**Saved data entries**
++++++++

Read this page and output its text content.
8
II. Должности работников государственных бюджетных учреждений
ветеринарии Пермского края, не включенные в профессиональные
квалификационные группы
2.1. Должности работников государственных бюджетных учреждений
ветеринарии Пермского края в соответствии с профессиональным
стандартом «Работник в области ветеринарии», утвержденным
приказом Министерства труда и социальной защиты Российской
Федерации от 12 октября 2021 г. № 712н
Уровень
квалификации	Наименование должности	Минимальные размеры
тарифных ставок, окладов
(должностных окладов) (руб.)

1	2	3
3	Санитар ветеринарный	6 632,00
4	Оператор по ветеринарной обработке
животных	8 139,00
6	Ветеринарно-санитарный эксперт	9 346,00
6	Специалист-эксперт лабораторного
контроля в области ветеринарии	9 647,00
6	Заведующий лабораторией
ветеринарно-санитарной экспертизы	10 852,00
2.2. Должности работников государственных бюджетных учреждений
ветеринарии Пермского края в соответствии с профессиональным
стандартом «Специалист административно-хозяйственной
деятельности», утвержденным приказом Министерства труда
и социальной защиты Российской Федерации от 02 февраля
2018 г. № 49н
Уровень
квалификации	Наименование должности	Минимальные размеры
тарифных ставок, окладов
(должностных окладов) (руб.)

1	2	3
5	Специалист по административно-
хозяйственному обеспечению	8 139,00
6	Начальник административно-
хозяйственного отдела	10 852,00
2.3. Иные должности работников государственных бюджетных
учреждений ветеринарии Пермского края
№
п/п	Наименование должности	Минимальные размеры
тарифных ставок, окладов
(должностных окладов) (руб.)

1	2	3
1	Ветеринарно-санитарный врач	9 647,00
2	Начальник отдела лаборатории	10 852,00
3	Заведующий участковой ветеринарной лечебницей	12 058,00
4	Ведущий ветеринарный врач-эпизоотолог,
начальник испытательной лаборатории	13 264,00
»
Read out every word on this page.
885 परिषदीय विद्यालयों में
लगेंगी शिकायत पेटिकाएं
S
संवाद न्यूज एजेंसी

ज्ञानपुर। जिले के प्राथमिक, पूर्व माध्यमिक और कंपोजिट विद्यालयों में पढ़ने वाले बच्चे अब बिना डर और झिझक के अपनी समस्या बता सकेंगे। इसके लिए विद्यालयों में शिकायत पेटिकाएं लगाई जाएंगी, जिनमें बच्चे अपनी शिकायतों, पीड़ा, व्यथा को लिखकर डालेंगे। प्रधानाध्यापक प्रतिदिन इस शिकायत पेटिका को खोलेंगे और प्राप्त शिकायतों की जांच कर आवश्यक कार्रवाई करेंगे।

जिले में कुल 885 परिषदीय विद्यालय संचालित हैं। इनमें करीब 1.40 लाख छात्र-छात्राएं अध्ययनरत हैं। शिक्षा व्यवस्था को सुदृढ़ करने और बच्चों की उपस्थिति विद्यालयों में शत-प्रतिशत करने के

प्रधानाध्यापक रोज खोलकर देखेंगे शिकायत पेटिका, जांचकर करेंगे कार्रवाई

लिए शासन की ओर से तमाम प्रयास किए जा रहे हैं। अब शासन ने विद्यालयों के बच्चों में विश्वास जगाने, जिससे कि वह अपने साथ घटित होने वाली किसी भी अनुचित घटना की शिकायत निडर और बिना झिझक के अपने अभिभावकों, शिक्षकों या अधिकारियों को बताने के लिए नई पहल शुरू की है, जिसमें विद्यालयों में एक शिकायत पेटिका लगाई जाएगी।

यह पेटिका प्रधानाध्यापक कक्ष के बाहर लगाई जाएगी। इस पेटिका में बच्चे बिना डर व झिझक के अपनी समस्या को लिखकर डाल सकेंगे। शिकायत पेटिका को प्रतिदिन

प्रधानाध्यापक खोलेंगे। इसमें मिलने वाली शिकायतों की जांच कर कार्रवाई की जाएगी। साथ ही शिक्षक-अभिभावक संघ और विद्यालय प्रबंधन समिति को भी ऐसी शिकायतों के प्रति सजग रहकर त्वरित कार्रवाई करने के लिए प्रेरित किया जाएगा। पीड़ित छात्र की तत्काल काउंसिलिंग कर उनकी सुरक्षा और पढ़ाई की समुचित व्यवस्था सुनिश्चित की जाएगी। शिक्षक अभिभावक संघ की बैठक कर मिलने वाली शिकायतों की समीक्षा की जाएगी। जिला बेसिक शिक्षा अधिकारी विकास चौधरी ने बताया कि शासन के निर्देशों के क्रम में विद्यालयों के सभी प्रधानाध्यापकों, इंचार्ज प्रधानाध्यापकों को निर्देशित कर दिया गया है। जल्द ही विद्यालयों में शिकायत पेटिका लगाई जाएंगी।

++++++++

**Brief**
Starting with the line that contains "Read out every word on this page.", repeat each line through the last one exactly as it appears. Include both ends and nothing more.

**Solution to this exercise**
Read out every word on this page.
885 परिषदीय विद्यालयों में
लगेंगी शिकायत पेटिकाएं
S
संवाद न्यूज एजेंसी

ज्ञानपुर। जिले के प्राथमिक, पूर्व माध्यमिक और कंपोजिट विद्यालयों में पढ़ने वाले बच्चे अब बिना डर और झिझक के अपनी समस्या बता सकेंगे। इसके लिए विद्यालयों में शिकायत पेटिकाएं लगाई जाएंगी, जिनमें बच्चे अपनी शिकायतों, पीड़ा, व्यथा को लिखकर डालेंगे। प्रधानाध्यापक प्रतिदिन इस शिकायत पेटिका को खोलेंगे और प्राप्त शिकायतों की जांच कर आवश्यक कार्रवाई करेंगे।

जिले में कुल 885 परिषदीय विद्यालय संचालित हैं। इनमें करीब 1.40 लाख छात्र-छात्राएं अध्ययनरत हैं। शिक्षा व्यवस्था को सुदृढ़ करने और बच्चों की उपस्थिति विद्यालयों में शत-प्रतिशत करने के

प्रधानाध्यापक रोज खोलकर देखेंगे शिकायत पेटिका, जांचकर करेंगे कार्रवाई

लिए शासन की ओर से तमाम प्रयास किए जा रहे हैं। अब शासन ने विद्यालयों के बच्चों में विश्वास जगाने, जिससे कि वह अपने साथ घटित होने वाली किसी भी अनुचित घटना की शिकायत निडर और बिना झिझक के अपने अभिभावकों, शिक्षकों या अधिकारियों को बताने के लिए नई पहल शुरू की है, जिसमें विद्यालयों में एक शिकायत पेटिका लगाई जाएगी।

यह पेटिका प्रधानाध्यापक कक्ष के बाहर लगाई जाएगी। इस पेटिका में बच्चे बिना डर व झिझक के अपनी समस्या को लिखकर डाल सकेंगे। शिकायत पेटिका को प्रतिदिन

प्रधानाध्यापक खोलेंगे। इसमें मिलने वाली शिकायतों की जांच कर कार्रवाई की जाएगी। साथ ही शिक्षक-अभिभावक संघ और विद्यालय प्रबंधन समिति को भी ऐसी शिकायतों के प्रति सजग रहकर त्वरित कार्रवाई करने के लिए प्रेरित किया जाएगा। पीड़ित छात्र की तत्काल काउंसिलिंग कर उनकी सुरक्षा और पढ़ाई की समुचित व्यवस्था सुनिश्चित की जाएगी। शिक्षक अभिभावक संघ की बैठक कर मिलने वाली शिकायतों की समीक्षा की जाएगी। जिला बेसिक शिक्षा अधिकारी विकास चौधरी ने बताया कि शासन के निर्देशों के क्रम में विद्यालयों के सभी प्रधानाध्यापकों, इंचार्ज प्रधानाध्यापकों को निर्देशित कर दिया गया है। जल्द ही विद्यालयों में शिकायत पेटिका लगाई जाएंगी।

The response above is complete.